What you should do: Set down each entry from the block beneath, exactly as written.
— start Data for processing —
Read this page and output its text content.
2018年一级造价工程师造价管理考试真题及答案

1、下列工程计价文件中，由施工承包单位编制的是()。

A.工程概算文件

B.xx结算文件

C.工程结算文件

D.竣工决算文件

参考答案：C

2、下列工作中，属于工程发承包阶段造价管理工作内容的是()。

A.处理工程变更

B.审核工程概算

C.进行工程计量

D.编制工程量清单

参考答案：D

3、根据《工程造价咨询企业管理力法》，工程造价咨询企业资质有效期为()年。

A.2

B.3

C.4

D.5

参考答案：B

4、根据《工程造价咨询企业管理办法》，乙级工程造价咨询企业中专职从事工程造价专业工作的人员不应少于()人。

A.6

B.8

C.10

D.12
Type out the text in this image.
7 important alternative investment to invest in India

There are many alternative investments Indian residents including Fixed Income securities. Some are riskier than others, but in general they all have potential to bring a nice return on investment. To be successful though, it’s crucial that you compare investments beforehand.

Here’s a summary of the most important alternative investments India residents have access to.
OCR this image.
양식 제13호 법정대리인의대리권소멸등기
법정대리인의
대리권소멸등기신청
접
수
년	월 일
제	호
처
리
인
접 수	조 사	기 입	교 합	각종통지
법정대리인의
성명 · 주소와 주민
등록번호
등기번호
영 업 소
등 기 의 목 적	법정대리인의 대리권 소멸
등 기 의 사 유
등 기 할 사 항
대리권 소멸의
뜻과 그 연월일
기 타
— end Data for processing —
Response to this exercise:
Read this page and output its text content.
2018年一级造价工程师造价管理考试真题及答案

1、下列工程计价文件中，由施工承包单位编制的是()。

A.工程概算文件

B.xx结算文件

C.工程结算文件

D.竣工决算文件

参考答案：C

2、下列工作中，属于工程发承包阶段造价管理工作内容的是()。

A.处理工程变更

B.审核工程概算

C.进行工程计量

D.编制工程量清单

参考答案：D

3、根据《工程造价咨询企业管理力法》，工程造价咨询企业资质有效期为()年。

A.2

B.3

C.4

D.5

参考答案：B

4、根据《工程造价咨询企业管理办法》，乙级工程造价咨询企业中专职从事工程造价专业工作的人员不应少于()人。

A.6

B.8

C.10

D.12
Type out the text in this image.
7 important alternative investment to invest in India

There are many alternative investments Indian residents including Fixed Income securities. Some are riskier than others, but in general they all have potential to bring a nice return on investment. To be successful though, it’s crucial that you compare investments beforehand.

Here’s a summary of the most important alternative investments India residents have access to.
OCR this image.
양식 제13호 법정대리인의대리권소멸등기
법정대리인의
대리권소멸등기신청
접
수
년	월 일
제	호
처
리
인
접 수	조 사	기 입	교 합	각종통지
법정대리인의
성명 · 주소와 주민
등록번호
등기번호
영 업 소
등 기 의 목 적	법정대리인의 대리권 소멸
등 기 의 사 유
등 기 할 사 항
대리권 소멸의
뜻과 그 연월일
기 타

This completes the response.